- [Exercise data]
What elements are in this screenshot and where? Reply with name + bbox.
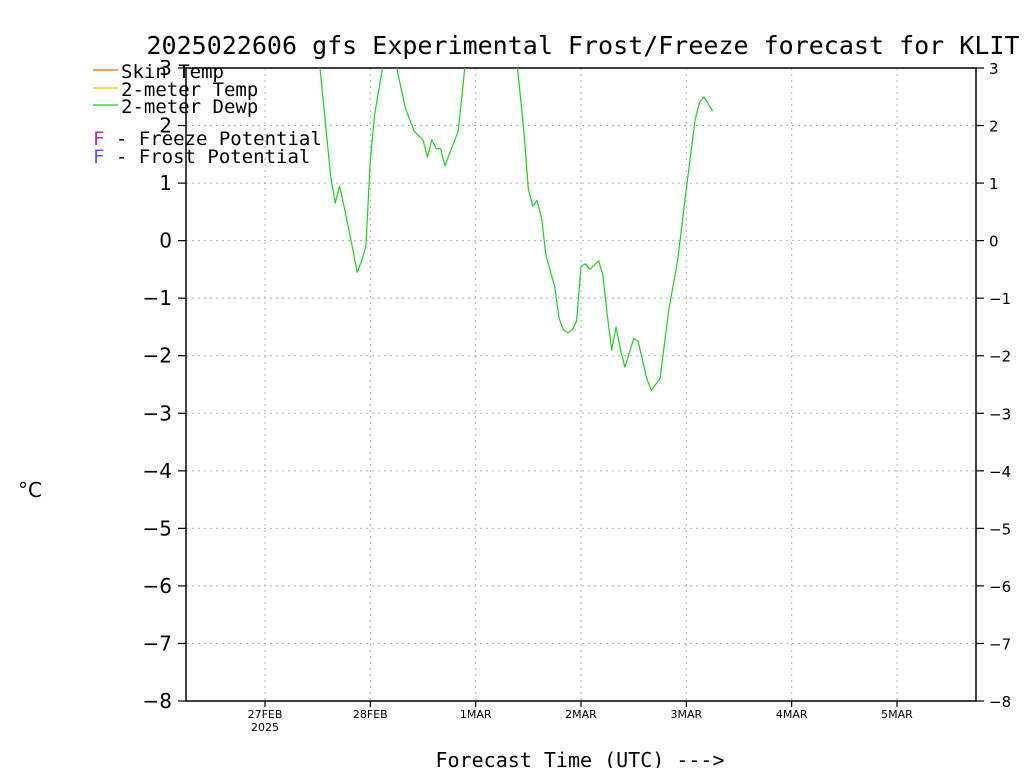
y-tick-label-left: −7 (143, 631, 172, 655)
series-layer (319, 68, 714, 391)
legend-entry: Skin Temp (121, 61, 224, 83)
y-tick-label-left: −6 (143, 574, 172, 598)
x-axis-label: Forecast Time (UTC) ---> (436, 748, 725, 768)
series-line-dewpoint (319, 68, 714, 391)
x-tick-label: 2MAR (565, 708, 597, 721)
y-tick-label-right: 2 (989, 118, 999, 136)
y-tick-label-left: 2 (159, 114, 172, 138)
y-tick-label-left: 1 (159, 171, 172, 195)
y-tick-label-right: −5 (989, 520, 1011, 538)
y-tick-label-right: −8 (989, 693, 1011, 711)
y-tick-label-left: 0 (159, 229, 172, 253)
legend-entry: 2-meter Temp (121, 79, 258, 101)
y-tick-label-left: −2 (143, 344, 172, 368)
x-tick-label: 4MAR (776, 708, 808, 721)
y-tick-label-right: −7 (989, 635, 1011, 653)
y-tick-label-right: −2 (989, 348, 1011, 366)
y-tick-label-right: −6 (989, 578, 1011, 596)
chart-title: 2025022606 gfs Experimental Frost/Freeze… (147, 31, 1020, 60)
y-tick-label-right: −3 (989, 405, 1011, 423)
x-tick-label: 5MAR (881, 708, 913, 721)
y-tick-label-left: −3 (143, 401, 172, 425)
y-axis-label: °C (18, 478, 42, 502)
x-tick-label: 1MAR (460, 708, 492, 721)
y-tick-label-right: −4 (989, 463, 1011, 481)
x-tick-sublabel: 2025 (251, 721, 279, 734)
legend-entry: F - Freeze Potential (93, 128, 322, 150)
y-tick-label-left: −8 (143, 689, 172, 713)
y-tick-label-right: 0 (989, 233, 999, 251)
y-tick-label-right: 3 (989, 60, 999, 78)
y-tick-label-right: 1 (989, 175, 999, 193)
y-tick-label-left: −5 (143, 516, 172, 540)
y-tick-label-left: −4 (143, 459, 172, 483)
y-axis-ticks: −8 −8 −7 −7 −6 −6 −5 −5 −4 −4 −3 −3 −2 −2 −1 −1 0 0 1 1 2 2 3 3 (143, 56, 1012, 713)
x-tick-label: 3MAR (670, 708, 702, 721)
x-tick-label: 27FEB (248, 708, 283, 721)
x-tick-label: 28FEB (353, 708, 388, 721)
y-tick-label-right: −1 (989, 290, 1011, 308)
y-tick-label-left: −1 (143, 286, 172, 310)
legend-entry: 2-meter Dewp (121, 96, 258, 118)
legend-entry: F - Frost Potential (93, 146, 310, 168)
y-tick-label-left: 3 (159, 56, 172, 80)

- [Exercise]
Count the lines in the entries above that contain the word "meter", and reply with only the number.

- [Exercise result]
2